- **WHAT THE TASK ASKS**:
Reproduce only the lines that run from the line with "Transcribe the text in this document." to the last line of the material, both ends included, exactly as they appear.

- **INPUT FOR THIS TASK**:
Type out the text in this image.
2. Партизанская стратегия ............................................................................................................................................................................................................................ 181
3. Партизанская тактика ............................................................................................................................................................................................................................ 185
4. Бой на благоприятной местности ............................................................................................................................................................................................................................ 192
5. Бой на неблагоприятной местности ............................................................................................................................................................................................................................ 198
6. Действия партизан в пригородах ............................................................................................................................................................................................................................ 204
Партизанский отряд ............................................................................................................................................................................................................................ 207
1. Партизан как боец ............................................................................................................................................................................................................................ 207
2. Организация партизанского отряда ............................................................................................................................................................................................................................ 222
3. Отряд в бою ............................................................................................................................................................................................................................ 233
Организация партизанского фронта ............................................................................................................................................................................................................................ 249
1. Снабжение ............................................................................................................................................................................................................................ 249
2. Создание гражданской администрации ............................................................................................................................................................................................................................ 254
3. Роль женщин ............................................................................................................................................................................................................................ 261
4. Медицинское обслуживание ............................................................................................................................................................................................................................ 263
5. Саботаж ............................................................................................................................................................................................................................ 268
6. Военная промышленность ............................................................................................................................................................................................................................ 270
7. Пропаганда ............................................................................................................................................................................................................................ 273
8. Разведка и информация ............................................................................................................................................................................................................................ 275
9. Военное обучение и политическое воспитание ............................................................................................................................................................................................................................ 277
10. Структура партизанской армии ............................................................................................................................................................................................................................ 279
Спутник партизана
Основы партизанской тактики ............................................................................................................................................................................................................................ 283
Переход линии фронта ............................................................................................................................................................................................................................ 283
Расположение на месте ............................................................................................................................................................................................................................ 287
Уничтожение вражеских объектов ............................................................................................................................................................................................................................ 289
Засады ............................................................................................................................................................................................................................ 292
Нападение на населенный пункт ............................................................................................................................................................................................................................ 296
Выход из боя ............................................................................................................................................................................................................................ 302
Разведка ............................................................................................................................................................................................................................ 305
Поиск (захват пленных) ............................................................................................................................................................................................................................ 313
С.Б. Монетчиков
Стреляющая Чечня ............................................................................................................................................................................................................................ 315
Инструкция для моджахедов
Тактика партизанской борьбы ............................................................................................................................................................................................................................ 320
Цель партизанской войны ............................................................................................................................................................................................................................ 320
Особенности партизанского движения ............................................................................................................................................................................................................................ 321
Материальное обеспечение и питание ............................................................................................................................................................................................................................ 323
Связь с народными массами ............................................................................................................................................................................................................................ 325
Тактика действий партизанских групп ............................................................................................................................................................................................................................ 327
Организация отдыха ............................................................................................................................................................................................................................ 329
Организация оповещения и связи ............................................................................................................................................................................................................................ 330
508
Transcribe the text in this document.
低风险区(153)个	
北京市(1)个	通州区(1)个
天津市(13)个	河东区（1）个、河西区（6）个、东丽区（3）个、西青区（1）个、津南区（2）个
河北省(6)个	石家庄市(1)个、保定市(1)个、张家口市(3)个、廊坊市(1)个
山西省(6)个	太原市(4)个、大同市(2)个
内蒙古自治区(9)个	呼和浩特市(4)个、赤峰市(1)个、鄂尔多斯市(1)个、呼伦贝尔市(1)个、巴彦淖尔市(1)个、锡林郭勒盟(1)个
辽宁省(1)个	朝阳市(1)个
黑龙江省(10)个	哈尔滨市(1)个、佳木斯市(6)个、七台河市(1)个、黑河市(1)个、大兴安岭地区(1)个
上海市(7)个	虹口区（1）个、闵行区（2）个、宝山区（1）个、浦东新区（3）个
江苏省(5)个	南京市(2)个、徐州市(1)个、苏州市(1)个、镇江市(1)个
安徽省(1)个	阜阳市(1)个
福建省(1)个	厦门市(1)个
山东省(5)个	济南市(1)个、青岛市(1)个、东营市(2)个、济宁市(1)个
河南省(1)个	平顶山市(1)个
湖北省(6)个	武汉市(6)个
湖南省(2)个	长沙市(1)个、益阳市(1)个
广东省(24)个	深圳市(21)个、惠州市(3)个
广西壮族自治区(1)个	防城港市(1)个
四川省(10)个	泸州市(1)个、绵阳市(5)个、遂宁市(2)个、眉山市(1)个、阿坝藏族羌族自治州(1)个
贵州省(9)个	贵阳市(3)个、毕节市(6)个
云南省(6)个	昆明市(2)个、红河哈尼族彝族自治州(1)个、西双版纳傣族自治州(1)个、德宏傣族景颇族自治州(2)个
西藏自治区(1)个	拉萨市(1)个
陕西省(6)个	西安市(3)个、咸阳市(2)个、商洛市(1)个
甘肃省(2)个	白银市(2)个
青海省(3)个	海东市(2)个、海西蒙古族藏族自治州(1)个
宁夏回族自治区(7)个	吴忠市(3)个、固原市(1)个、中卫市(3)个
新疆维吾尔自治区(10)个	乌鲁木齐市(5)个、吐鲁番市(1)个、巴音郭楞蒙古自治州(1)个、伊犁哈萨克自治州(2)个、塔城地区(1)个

- **EXERCISE ANSWER**:
Transcribe the text in this document.
低风险区(153)个	
北京市(1)个	通州区(1)个
天津市(13)个	河东区（1）个、河西区（6）个、东丽区（3）个、西青区（1）个、津南区（2）个
河北省(6)个	石家庄市(1)个、保定市(1)个、张家口市(3)个、廊坊市(1)个
山西省(6)个	太原市(4)个、大同市(2)个
内蒙古自治区(9)个	呼和浩特市(4)个、赤峰市(1)个、鄂尔多斯市(1)个、呼伦贝尔市(1)个、巴彦淖尔市(1)个、锡林郭勒盟(1)个
辽宁省(1)个	朝阳市(1)个
黑龙江省(10)个	哈尔滨市(1)个、佳木斯市(6)个、七台河市(1)个、黑河市(1)个、大兴安岭地区(1)个
上海市(7)个	虹口区（1）个、闵行区（2）个、宝山区（1）个、浦东新区（3）个
江苏省(5)个	南京市(2)个、徐州市(1)个、苏州市(1)个、镇江市(1)个
安徽省(1)个	阜阳市(1)个
福建省(1)个	厦门市(1)个
山东省(5)个	济南市(1)个、青岛市(1)个、东营市(2)个、济宁市(1)个
河南省(1)个	平顶山市(1)个
湖北省(6)个	武汉市(6)个
湖南省(2)个	长沙市(1)个、益阳市(1)个
广东省(24)个	深圳市(21)个、惠州市(3)个
广西壮族自治区(1)个	防城港市(1)个
四川省(10)个	泸州市(1)个、绵阳市(5)个、遂宁市(2)个、眉山市(1)个、阿坝藏族羌族自治州(1)个
贵州省(9)个	贵阳市(3)个、毕节市(6)个
云南省(6)个	昆明市(2)个、红河哈尼族彝族自治州(1)个、西双版纳傣族自治州(1)个、德宏傣族景颇族自治州(2)个
西藏自治区(1)个	拉萨市(1)个
陕西省(6)个	西安市(3)个、咸阳市(2)个、商洛市(1)个
甘肃省(2)个	白银市(2)个
青海省(3)个	海东市(2)个、海西蒙古族藏族自治州(1)个
宁夏回族自治区(7)个	吴忠市(3)个、固原市(1)个、中卫市(3)个
新疆维吾尔自治区(10)个	乌鲁木齐市(5)个、吐鲁番市(1)个、巴音郭楞蒙古自治州(1)个、伊犁哈萨克自治州(2)个、塔城地区(1)个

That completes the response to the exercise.